_REQUIREMENT_:
Copy out each line containing "items" from the entries below.

(Saved entries)
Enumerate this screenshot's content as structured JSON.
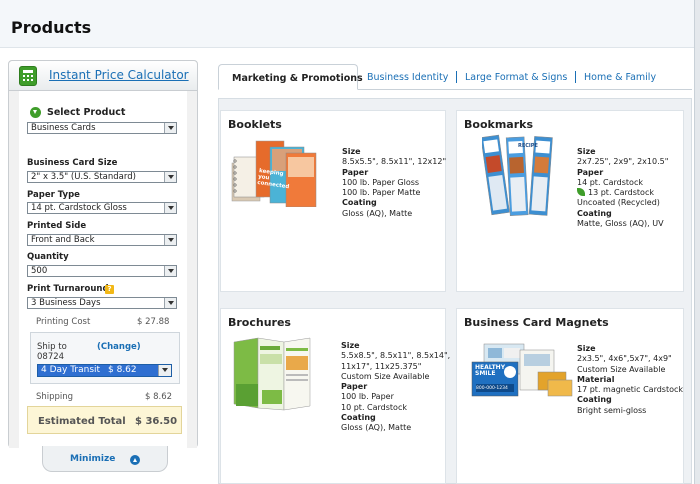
{
  "page": {
    "title": "Products"
  },
  "calculator": {
    "title": "Instant Price Calculator",
    "select_product_label": "Select Product",
    "product_value": "Business Cards",
    "fields": [
      {
        "label": "Business Card Size",
        "value": "2\" x 3.5\" (U.S. Standard)"
      },
      {
        "label": "Paper Type",
        "value": "14 pt. Cardstock Gloss"
      },
      {
        "label": "Printed Side",
        "value": "Front and Back"
      },
      {
        "label": "Quantity",
        "value": "500"
      },
      {
        "label": "Print Turnaround",
        "value": "3 Business Days"
      }
    ],
    "help_glyph": "?",
    "printing_cost_label": "Printing Cost",
    "printing_cost_value": "$ 27.88",
    "ship_to_label": "Ship to",
    "ship_zip": "08724",
    "change_link": "(Change)",
    "transit_value": "4 Day Transit",
    "transit_price": "$ 8.62",
    "shipping_label": "Shipping",
    "shipping_value": "$ 8.62",
    "estimated_total_label": "Estimated Total",
    "estimated_total_value": "$ 36.50",
    "minimize_label": "Minimize"
  },
  "tabs": [
    {
      "label": "Marketing & Promotions",
      "active": true
    },
    {
      "label": "Business Identity",
      "active": false
    },
    {
      "label": "Large Format & Signs",
      "active": false
    },
    {
      "label": "Home & Family",
      "active": false
    }
  ],
  "products": [
    {
      "name": "Booklets",
      "thumb_text": "keeping you connected",
      "specs": [
        {
          "heading": "Size",
          "lines": [
            "8.5x5.5\", 8.5x11\", 12x12\""
          ]
        },
        {
          "heading": "Paper",
          "lines": [
            "100 lb. Paper Gloss",
            "100 lb. Paper Matte"
          ]
        },
        {
          "heading": "Coating",
          "lines": [
            "Gloss (AQ), Matte"
          ]
        }
      ]
    },
    {
      "name": "Bookmarks",
      "thumb_text": "RECIPE",
      "specs": [
        {
          "heading": "Size",
          "lines": [
            "2x7.25\", 2x9\", 2x10.5\""
          ]
        },
        {
          "heading": "Paper",
          "lines": [
            "14 pt. Cardstock",
            "13 pt. Cardstock",
            "Uncoated (Recycled)"
          ]
        },
        {
          "heading": "Coating",
          "lines": [
            "Matte, Gloss (AQ), UV"
          ]
        }
      ]
    },
    {
      "name": "Brochures",
      "thumb_text": "",
      "specs": [
        {
          "heading": "Size",
          "lines": [
            "5.5x8.5\", 8.5x11\", 8.5x14\",",
            "11x17\", 11x25.375\"",
            "Custom Size Available"
          ]
        },
        {
          "heading": "Paper",
          "lines": [
            "100 lb. Paper",
            "10 pt. Cardstock"
          ]
        },
        {
          "heading": "Coating",
          "lines": [
            "Gloss (AQ), Matte"
          ]
        }
      ]
    },
    {
      "name": "Business Card Magnets",
      "thumb_text": "HEALTHY SMILE",
      "thumb_phone": "800-000-1234",
      "specs": [
        {
          "heading": "Size",
          "lines": [
            "2x3.5\", 4x6\",5x7\", 4x9\"",
            "Custom Size Available"
          ]
        },
        {
          "heading": "Material",
          "lines": [
            "17 pt. magnetic Cardstock"
          ]
        },
        {
          "heading": "Coating",
          "lines": [
            "Bright semi-gloss"
          ]
        }
      ]
    }
  ],
  "colors": {
    "link": "#1a6fb5",
    "accent_green": "#3f9d2a",
    "total_bg": "#fdf6d6"
  }
}
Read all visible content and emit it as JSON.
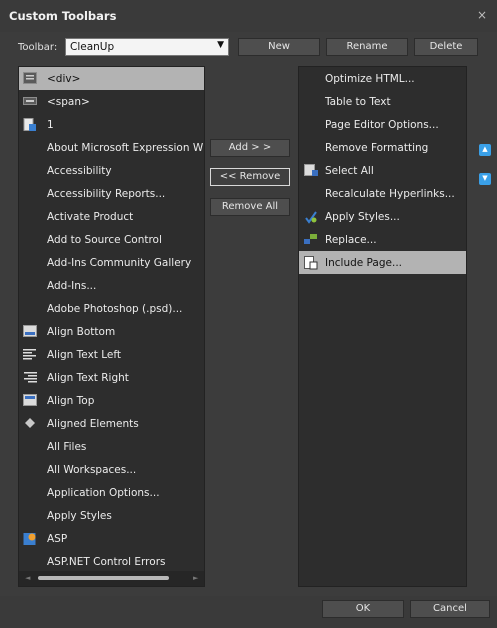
{
  "window": {
    "title": "Custom Toolbars",
    "close_glyph": "×"
  },
  "toolbar_selector": {
    "label": "Toolbar:",
    "value": "CleanUp",
    "arrow_glyph": "▼"
  },
  "top_buttons": {
    "new": "New",
    "rename": "Rename",
    "delete": "Delete"
  },
  "middle_buttons": {
    "add": "Add > >",
    "remove": "<< Remove",
    "remove_all": "Remove All"
  },
  "available_commands": [
    {
      "label": "<div>",
      "icon": "div-tag-icon",
      "selected": true
    },
    {
      "label": "<span>",
      "icon": "span-tag-icon"
    },
    {
      "label": "1",
      "icon": "page-icon"
    },
    {
      "label": "About Microsoft Expression W",
      "icon": ""
    },
    {
      "label": "Accessibility",
      "icon": ""
    },
    {
      "label": "Accessibility Reports...",
      "icon": ""
    },
    {
      "label": "Activate Product",
      "icon": ""
    },
    {
      "label": "Add to Source Control",
      "icon": ""
    },
    {
      "label": "Add-Ins Community Gallery",
      "icon": ""
    },
    {
      "label": "Add-Ins...",
      "icon": ""
    },
    {
      "label": "Adobe Photoshop (.psd)...",
      "icon": ""
    },
    {
      "label": "Align Bottom",
      "icon": "align-bottom-icon"
    },
    {
      "label": "Align Text Left",
      "icon": "align-text-left-icon"
    },
    {
      "label": "Align Text Right",
      "icon": "align-text-right-icon"
    },
    {
      "label": "Align Top",
      "icon": "align-top-icon"
    },
    {
      "label": "Aligned Elements",
      "icon": "aligned-elements-icon"
    },
    {
      "label": "All Files",
      "icon": ""
    },
    {
      "label": "All Workspaces...",
      "icon": ""
    },
    {
      "label": "Application Options...",
      "icon": ""
    },
    {
      "label": "Apply Styles",
      "icon": ""
    },
    {
      "label": "ASP",
      "icon": "asp-icon"
    },
    {
      "label": "ASP.NET Control Errors",
      "icon": ""
    }
  ],
  "toolbar_commands": [
    {
      "label": "Optimize HTML...",
      "icon": ""
    },
    {
      "label": "Table to Text",
      "icon": ""
    },
    {
      "label": "Page Editor Options...",
      "icon": ""
    },
    {
      "label": "Remove Formatting",
      "icon": ""
    },
    {
      "label": "Select All",
      "icon": "select-all-icon"
    },
    {
      "label": "Recalculate Hyperlinks...",
      "icon": ""
    },
    {
      "label": "Apply Styles...",
      "icon": "apply-styles-icon"
    },
    {
      "label": "Replace...",
      "icon": "replace-icon"
    },
    {
      "label": "Include Page...",
      "icon": "include-page-icon",
      "selected": true
    }
  ],
  "reorder": {
    "up_glyph": "▲",
    "down_glyph": "▼"
  },
  "scroll_glyphs": {
    "up": "▲",
    "down": "▼",
    "left": "◄",
    "right": "►"
  },
  "footer": {
    "ok": "OK",
    "cancel": "Cancel"
  },
  "colors": {
    "background": "#3c3c3c",
    "list_background": "#2d2d2d",
    "selection": "#b3b3b3",
    "accent": "#3aa0e8"
  }
}
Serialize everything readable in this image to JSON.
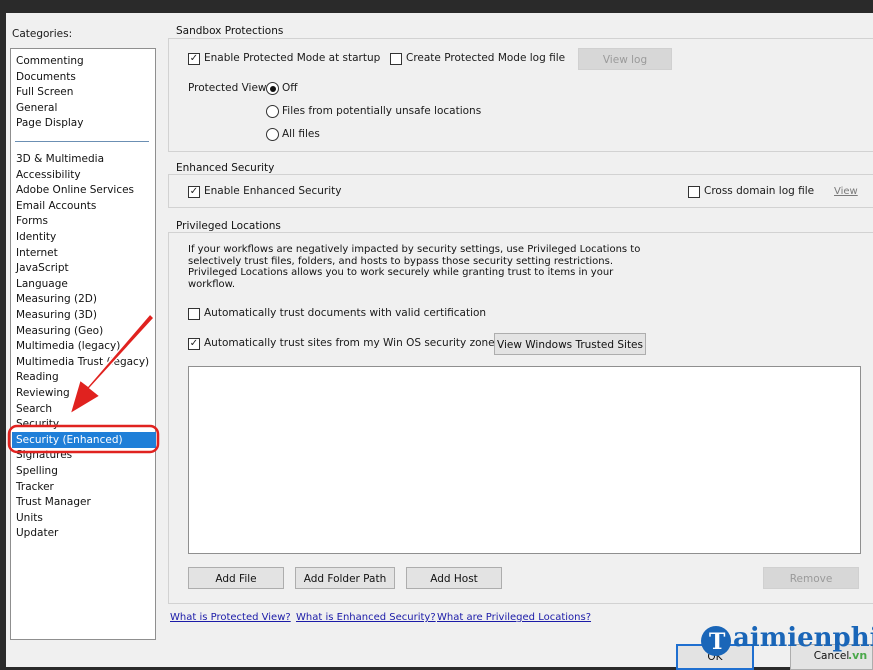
{
  "categories_label": "Categories:",
  "categories": {
    "group1": [
      "Commenting",
      "Documents",
      "Full Screen",
      "General",
      "Page Display"
    ],
    "group2": [
      "3D & Multimedia",
      "Accessibility",
      "Adobe Online Services",
      "Email Accounts",
      "Forms",
      "Identity",
      "Internet",
      "JavaScript",
      "Language",
      "Measuring (2D)",
      "Measuring (3D)",
      "Measuring (Geo)",
      "Multimedia (legacy)",
      "Multimedia Trust (legacy)",
      "Reading",
      "Reviewing",
      "Search",
      "Security",
      "Security (Enhanced)",
      "Signatures",
      "Spelling",
      "Tracker",
      "Trust Manager",
      "Units",
      "Updater"
    ],
    "selected": "Security (Enhanced)"
  },
  "sandbox": {
    "title": "Sandbox Protections",
    "enable_protected_mode": {
      "label": "Enable Protected Mode at startup",
      "checked": true
    },
    "create_log": {
      "label": "Create Protected Mode log file",
      "checked": false
    },
    "view_log": "View log",
    "protected_view_label": "Protected View",
    "options": [
      "Off",
      "Files from potentially unsafe locations",
      "All files"
    ],
    "selected_option": "Off"
  },
  "enhanced": {
    "title": "Enhanced Security",
    "enable": {
      "label": "Enable Enhanced Security",
      "checked": true
    },
    "cross_domain": {
      "label": "Cross domain log file",
      "checked": false
    },
    "view": "View"
  },
  "privileged": {
    "title": "Privileged Locations",
    "description": [
      "If your workflows are negatively impacted by security settings, use Privileged Locations to",
      "selectively trust files, folders, and hosts to bypass those security setting restrictions.",
      "Privileged Locations allows you to work securely while granting trust to items in your",
      "workflow."
    ],
    "trust_certified": {
      "label": "Automatically trust documents with valid certification",
      "checked": false
    },
    "trust_win_zones": {
      "label": "Automatically trust sites from my Win OS security zones",
      "checked": true
    },
    "view_trusted_sites": "View Windows Trusted Sites",
    "add_file": "Add File",
    "add_folder": "Add Folder Path",
    "add_host": "Add Host",
    "remove": "Remove"
  },
  "links": {
    "protected_view": "What is Protected View?",
    "enhanced_security": "What is Enhanced Security?",
    "privileged_locations": "What are Privileged Locations?"
  },
  "footer": {
    "ok": "OK",
    "cancel": "Cancel"
  },
  "watermark": {
    "text": "aimienphi",
    "suffix": ".vn"
  },
  "colors": {
    "selection": "#1f7fd8",
    "annotation_red": "#e0221f",
    "link": "#1b1ba8"
  }
}
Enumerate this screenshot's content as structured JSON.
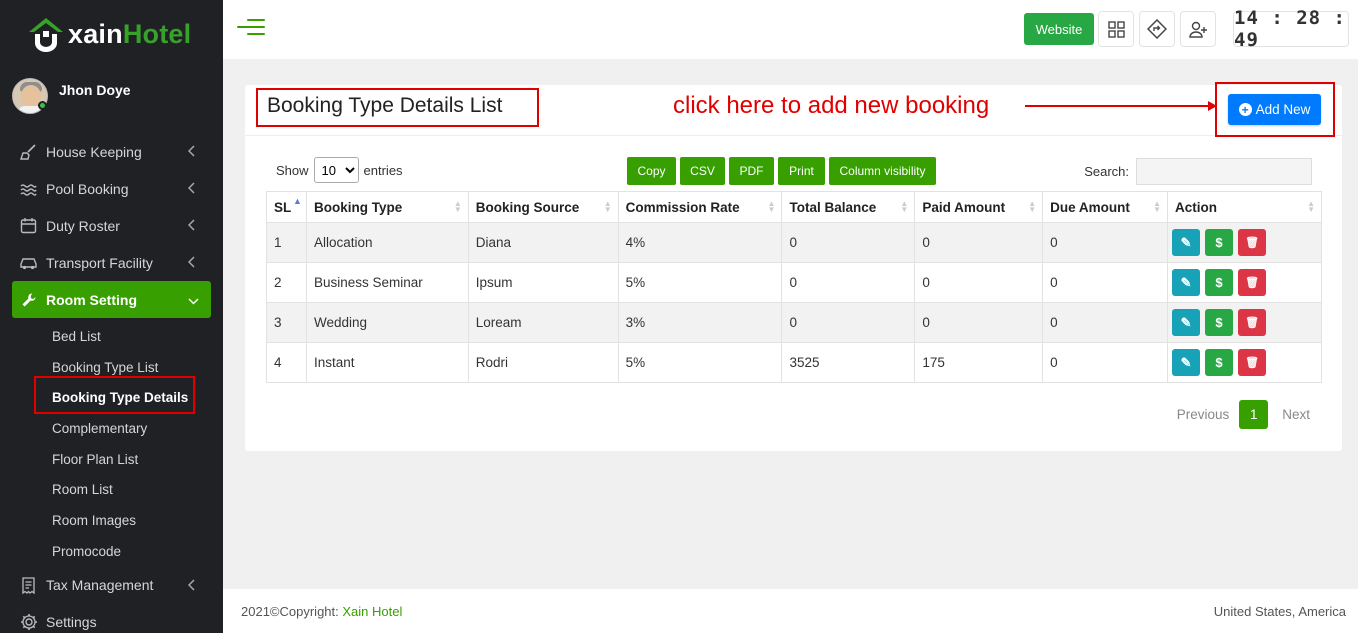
{
  "app": {
    "logo_prefix": "xain",
    "logo_suffix": "Hotel",
    "brand_color": "#37a000"
  },
  "user": {
    "name": "Jhon Doye",
    "status": "online"
  },
  "sidebar": {
    "items": [
      {
        "label": "House Keeping",
        "icon": "broom-icon"
      },
      {
        "label": "Pool Booking",
        "icon": "waves-icon"
      },
      {
        "label": "Duty Roster",
        "icon": "calendar-icon"
      },
      {
        "label": "Transport Facility",
        "icon": "car-icon"
      },
      {
        "label": "Room Setting",
        "icon": "wrench-icon"
      },
      {
        "label": "Tax Management",
        "icon": "receipt-icon"
      },
      {
        "label": "Settings",
        "icon": "gear-icon"
      }
    ],
    "room_setting_sub": [
      "Bed List",
      "Booking Type List",
      "Booking Type Details",
      "Complementary",
      "Floor Plan List",
      "Room List",
      "Room Images",
      "Promocode"
    ]
  },
  "topbar": {
    "website_label": "Website",
    "clock": "14 : 28 : 49"
  },
  "page": {
    "title": "Booking Type Details List",
    "annotation": "click here to add new booking",
    "add_new_label": "Add New"
  },
  "table_controls": {
    "show_label": "Show",
    "entries_value": "10",
    "entries_label": "entries",
    "export_buttons": [
      "Copy",
      "CSV",
      "PDF",
      "Print",
      "Column visibility"
    ],
    "search_label": "Search:"
  },
  "table": {
    "columns": [
      "SL",
      "Booking Type",
      "Booking Source",
      "Commission Rate",
      "Total Balance",
      "Paid Amount",
      "Due Amount",
      "Action"
    ],
    "rows": [
      [
        "1",
        "Allocation",
        "Diana",
        "4%",
        "0",
        "0",
        "0"
      ],
      [
        "2",
        "Business Seminar",
        "Ipsum",
        "5%",
        "0",
        "0",
        "0"
      ],
      [
        "3",
        "Wedding",
        "Loream",
        "3%",
        "0",
        "0",
        "0"
      ],
      [
        "4",
        "Instant",
        "Rodri",
        "5%",
        "3525",
        "175",
        "0"
      ]
    ],
    "action_glyphs": {
      "edit": "✎",
      "pay": "$",
      "delete": "🗑"
    }
  },
  "pagination": {
    "previous": "Previous",
    "current": "1",
    "next": "Next"
  },
  "footer": {
    "copyright": "2021©Copyright: ",
    "brand": "Xain Hotel",
    "location": "United States, America"
  }
}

_COMPLETE ANSWER_:
      "Privileged Locations allows you to work securely while granting trust to items in your",
    "items": [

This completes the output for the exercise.